**Exercise task:**
Retype every entry in its entirety, without alteration.

================

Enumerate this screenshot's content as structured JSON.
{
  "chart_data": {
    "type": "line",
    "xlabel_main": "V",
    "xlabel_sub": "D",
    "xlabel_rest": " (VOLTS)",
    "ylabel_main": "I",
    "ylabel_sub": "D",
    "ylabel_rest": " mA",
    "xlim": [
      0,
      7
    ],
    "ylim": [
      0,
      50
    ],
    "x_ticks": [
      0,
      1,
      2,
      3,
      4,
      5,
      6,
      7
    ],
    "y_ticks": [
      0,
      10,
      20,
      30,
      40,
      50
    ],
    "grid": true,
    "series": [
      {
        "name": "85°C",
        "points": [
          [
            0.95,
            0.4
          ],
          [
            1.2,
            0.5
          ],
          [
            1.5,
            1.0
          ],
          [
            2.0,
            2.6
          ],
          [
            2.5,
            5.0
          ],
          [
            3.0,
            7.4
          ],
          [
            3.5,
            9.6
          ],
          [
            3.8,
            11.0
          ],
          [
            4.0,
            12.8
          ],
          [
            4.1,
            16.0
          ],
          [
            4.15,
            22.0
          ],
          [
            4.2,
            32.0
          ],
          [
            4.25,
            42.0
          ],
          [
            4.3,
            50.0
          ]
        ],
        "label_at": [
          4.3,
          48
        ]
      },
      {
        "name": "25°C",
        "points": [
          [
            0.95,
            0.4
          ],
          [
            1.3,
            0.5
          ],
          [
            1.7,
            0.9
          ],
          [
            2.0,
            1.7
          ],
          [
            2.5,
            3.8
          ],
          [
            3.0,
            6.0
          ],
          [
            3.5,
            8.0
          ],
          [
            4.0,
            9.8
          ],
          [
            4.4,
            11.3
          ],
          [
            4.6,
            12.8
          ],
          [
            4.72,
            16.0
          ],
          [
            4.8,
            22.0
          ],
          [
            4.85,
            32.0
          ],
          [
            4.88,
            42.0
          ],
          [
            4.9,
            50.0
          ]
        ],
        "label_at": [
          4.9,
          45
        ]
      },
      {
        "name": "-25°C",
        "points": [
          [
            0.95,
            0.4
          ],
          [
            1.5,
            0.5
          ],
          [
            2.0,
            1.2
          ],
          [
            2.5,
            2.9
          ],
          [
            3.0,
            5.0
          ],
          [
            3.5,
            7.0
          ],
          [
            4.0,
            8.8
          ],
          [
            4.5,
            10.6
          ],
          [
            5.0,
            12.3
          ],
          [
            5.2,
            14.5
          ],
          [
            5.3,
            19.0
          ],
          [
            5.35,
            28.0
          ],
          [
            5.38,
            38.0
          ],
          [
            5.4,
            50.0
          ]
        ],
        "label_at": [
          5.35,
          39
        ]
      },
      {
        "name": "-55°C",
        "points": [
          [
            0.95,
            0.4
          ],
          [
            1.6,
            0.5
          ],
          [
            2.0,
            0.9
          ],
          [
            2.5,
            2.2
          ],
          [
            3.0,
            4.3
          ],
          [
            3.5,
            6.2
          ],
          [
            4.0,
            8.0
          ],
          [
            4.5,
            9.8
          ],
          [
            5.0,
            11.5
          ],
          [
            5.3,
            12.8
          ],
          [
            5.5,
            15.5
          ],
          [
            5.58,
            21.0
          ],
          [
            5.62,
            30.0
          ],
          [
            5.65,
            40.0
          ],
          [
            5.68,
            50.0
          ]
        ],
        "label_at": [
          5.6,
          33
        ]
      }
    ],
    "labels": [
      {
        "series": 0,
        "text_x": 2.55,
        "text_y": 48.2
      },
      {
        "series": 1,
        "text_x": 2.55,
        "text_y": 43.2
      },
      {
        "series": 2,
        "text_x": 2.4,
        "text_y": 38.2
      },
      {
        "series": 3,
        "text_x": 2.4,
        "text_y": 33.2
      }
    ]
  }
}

================

**Completed task:**
Enumerate this screenshot's content as structured JSON.
{
  "chart_data": {
    "type": "line",
    "xlabel_main": "V",
    "xlabel_sub": "D",
    "xlabel_rest": " (VOLTS)",
    "ylabel_main": "I",
    "ylabel_sub": "D",
    "ylabel_rest": " mA",
    "xlim": [
      0,
      7
    ],
    "ylim": [
      0,
      50
    ],
    "x_ticks": [
      0,
      1,
      2,
      3,
      4,
      5,
      6,
      7
    ],
    "y_ticks": [
      0,
      10,
      20,
      30,
      40,
      50
    ],
    "grid": true,
    "series": [
      {
        "name": "85°C",
        "points": [
          [
            0.95,
            0.4
          ],
          [
            1.2,
            0.5
          ],
          [
            1.5,
            1.0
          ],
          [
            2.0,
            2.6
          ],
          [
            2.5,
            5.0
          ],
          [
            3.0,
            7.4
          ],
          [
            3.5,
            9.6
          ],
          [
            3.8,
            11.0
          ],
          [
            4.0,
            12.8
          ],
          [
            4.1,
            16.0
          ],
          [
            4.15,
            22.0
          ],
          [
            4.2,
            32.0
          ],
          [
            4.25,
            42.0
          ],
          [
            4.3,
            50.0
          ]
        ],
        "label_at": [
          4.3,
          48
        ]
      },
      {
        "name": "25°C",
        "points": [
          [
            0.95,
            0.4
          ],
          [
            1.3,
            0.5
          ],
          [
            1.7,
            0.9
          ],
          [
            2.0,
            1.7
          ],
          [
            2.5,
            3.8
          ],
          [
            3.0,
            6.0
          ],
          [
            3.5,
            8.0
          ],
          [
            4.0,
            9.8
          ],
          [
            4.4,
            11.3
          ],
          [
            4.6,
            12.8
          ],
          [
            4.72,
            16.0
          ],
          [
            4.8,
            22.0
          ],
          [
            4.85,
            32.0
          ],
          [
            4.88,
            42.0
          ],
          [
            4.9,
            50.0
          ]
        ],
        "label_at": [
          4.9,
          45
        ]
      },
      {
        "name": "-25°C",
        "points": [
          [
            0.95,
            0.4
          ],
          [
            1.5,
            0.5
          ],
          [
            2.0,
            1.2
          ],
          [
            2.5,
            2.9
          ],
          [
            3.0,
            5.0
          ],
          [
            3.5,
            7.0
          ],
          [
            4.0,
            8.8
          ],
          [
            4.5,
            10.6
          ],
          [
            5.0,
            12.3
          ],
          [
            5.2,
            14.5
          ],
          [
            5.3,
            19.0
          ],
          [
            5.35,
            28.0
          ],
          [
            5.38,
            38.0
          ],
          [
            5.4,
            50.0
          ]
        ],
        "label_at": [
          5.35,
          39
        ]
      },
      {
        "name": "-55°C",
        "points": [
          [
            0.95,
            0.4
          ],
          [
            1.6,
            0.5
          ],
          [
            2.0,
            0.9
          ],
          [
            2.5,
            2.2
          ],
          [
            3.0,
            4.3
          ],
          [
            3.5,
            6.2
          ],
          [
            4.0,
            8.0
          ],
          [
            4.5,
            9.8
          ],
          [
            5.0,
            11.5
          ],
          [
            5.3,
            12.8
          ],
          [
            5.5,
            15.5
          ],
          [
            5.58,
            21.0
          ],
          [
            5.62,
            30.0
          ],
          [
            5.65,
            40.0
          ],
          [
            5.68,
            50.0
          ]
        ],
        "label_at": [
          5.6,
          33
        ]
      }
    ],
    "labels": [
      {
        "series": 0,
        "text_x": 2.55,
        "text_y": 48.2
      },
      {
        "series": 1,
        "text_x": 2.55,
        "text_y": 43.2
      },
      {
        "series": 2,
        "text_x": 2.4,
        "text_y": 38.2
      },
      {
        "series": 3,
        "text_x": 2.4,
        "text_y": 33.2
      }
    ]
  }
}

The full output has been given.